REQUEST:
Print every entry below word for word, line by line, omitting the pictures.

RECORD EXCERPTS:
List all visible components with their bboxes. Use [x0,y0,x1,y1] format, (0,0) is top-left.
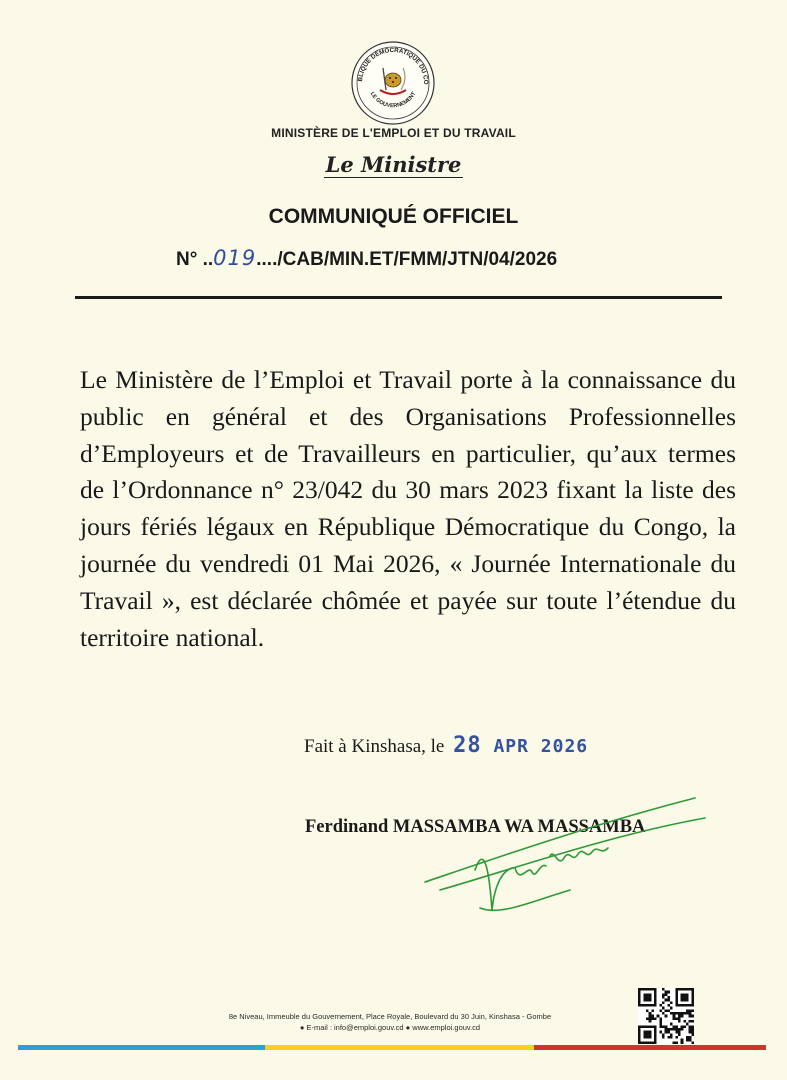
reference-handwritten-number: 019 [213,246,257,270]
minister-title-text: Le Ministre [325,152,462,177]
flag-color-bar [18,1045,766,1050]
body-paragraph: Le Ministère de l’Emploi et Travail porte à la connaissance du public en général et des Organisations Professionnelles d’Employeurs et de Travailleurs en particulier, qu’aux termes de l’Ordonnance n° 23/042 du 30 mars 2023 fixant la liste des jours fériés légaux en République Démocratique du Congo, la journée du vendredi 01 Mai 2026, « Journée Internationale du Travail », est déclarée chômée et payée sur toute l’étendue du territoire national. [80,365,736,652]
minister-title [0,152,787,177]
reference-prefix: N° .. [176,249,214,270]
seal-ring-text-bottom: LE GOUVERNEMENT [368,91,418,110]
place-and-date [304,733,624,758]
ministry-name: MINISTÈRE DE L'EMPLOI ET DU TRAVAIL [271,126,516,140]
flag-bar-blue [18,1045,265,1050]
signer-name: Ferdinand MASSAMBA WA MASSAMBA [305,817,646,837]
footer-contact-line: ● E-mail : info@emploi.gouv.cd ● www.emploi.gouv.cd [299,1023,481,1032]
flag-bar-red [534,1045,766,1050]
qr-code-icon [638,988,694,1044]
seal-ring-text-top: BLIQUE DÉMOCRATIQUE DU CO [356,46,430,85]
footer-address [170,1011,610,1033]
header-divider [75,296,722,299]
reference-number [176,246,636,271]
communique-body [80,362,736,656]
flag-bar-yellow [265,1045,534,1050]
date-stamp [453,733,589,758]
reference-suffix: /CAB/MIN.ET/FMM/JTN/04/2026 [277,249,558,270]
communique-title: COMMUNIQUÉ OFFICIEL [268,205,519,228]
place-text: Fait à Kinshasa, le [304,736,445,757]
coat-of-arms-seal-icon [350,40,436,126]
footer-address-line: 8e Niveau, Immeuble du Gouvernement, Place Royale, Boulevard du 30 Juin, Kinshasa - Gombe [228,1012,552,1021]
handwritten-signature [420,790,720,930]
date-stamp-month-year: APR 2026 [493,736,589,757]
reference-dots: .... [256,249,278,270]
date-stamp-day: 28 [453,733,482,758]
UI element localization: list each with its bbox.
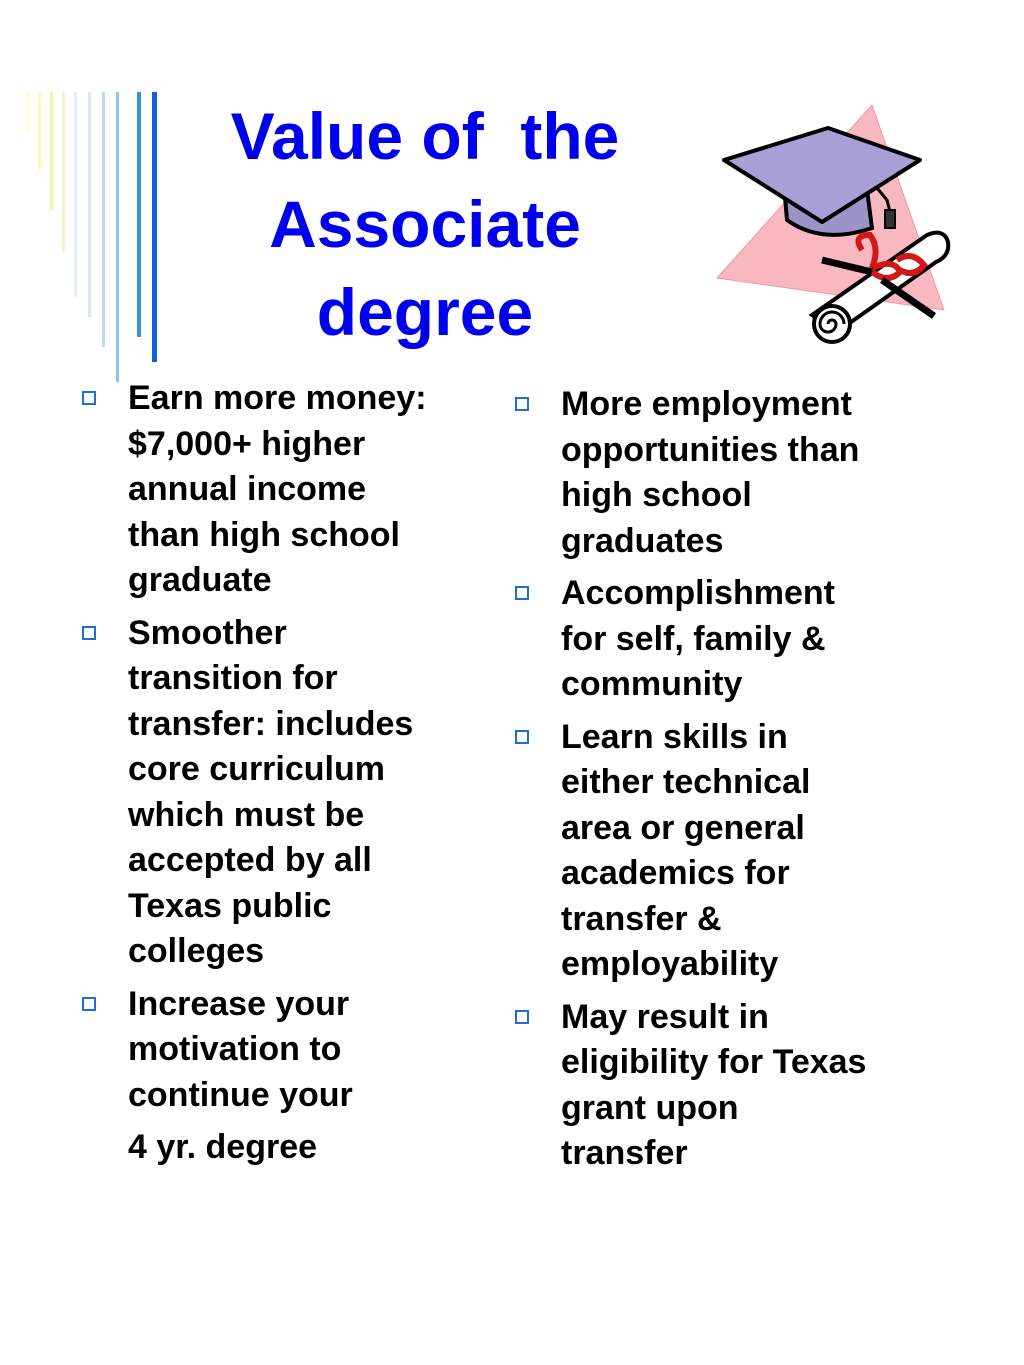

THE SOLUTION:
List all visible components with their bboxes. Use [x0,y0,x1,y1] format, (0,0) is top-left.
reference-handwritten-number: 019 [213,246,257,270]
minister-title-text: Le Ministre [325,152,462,177]
flag-color-bar [18,1045,766,1050]
body-paragraph: Le Ministère de l’Emploi et Travail porte à la connaissance du public en général et des Organisations Professionnelles d’Employeurs et de Travailleurs en particulier, qu’aux termes de l’Ordonnance n° 23/042 du 30 mars 2023 fixant la liste des jours fériés légaux en République Démocratique du Congo, la journée du vendredi 01 Mai 2026, « Journée Internationale du Travail », est déclarée chômée et payée sur toute l’étendue du territoire national. [80,365,736,652]
minister-title [0,152,787,177]
reference-prefix: N° .. [176,249,214,270]
seal-ring-text-bottom: LE GOUVERNEMENT [368,91,418,110]
place-and-date [304,733,624,758]
ministry-name: MINISTÈRE DE L'EMPLOI ET DU TRAVAIL [271,126,516,140]
flag-bar-blue [18,1045,265,1050]
signer-name: Ferdinand MASSAMBA WA MASSAMBA [305,817,646,837]
footer-contact-line: ● E-mail : info@emploi.gouv.cd ● www.emploi.gouv.cd [299,1023,481,1032]
flag-bar-red [534,1045,766,1050]
qr-code-icon [638,988,694,1044]
seal-ring-text-top: BLIQUE DÉMOCRATIQUE DU CO [356,46,430,85]
footer-address [170,1011,610,1033]
header-divider [75,296,722,299]
reference-number [176,246,636,271]
communique-body [80,362,736,656]
flag-bar-yellow [265,1045,534,1050]
date-stamp [453,733,589,758]
reference-suffix: /CAB/MIN.ET/FMM/JTN/04/2026 [277,249,558,270]
communique-title: COMMUNIQUÉ OFFICIEL [268,205,519,228]
place-text: Fait à Kinshasa, le [304,736,445,757]
coat-of-arms-seal-icon [350,40,436,126]
footer-address-line: 8e Niveau, Immeuble du Gouvernement, Place Royale, Boulevard du 30 Juin, Kinshasa - Gombe [228,1012,552,1021]
handwritten-signature [420,790,720,930]
date-stamp-month-year: APR 2026 [493,736,589,757]
reference-dots: .... [256,249,278,270]
date-stamp-day: 28 [453,733,482,758]
UI element localization: list each with its bbox.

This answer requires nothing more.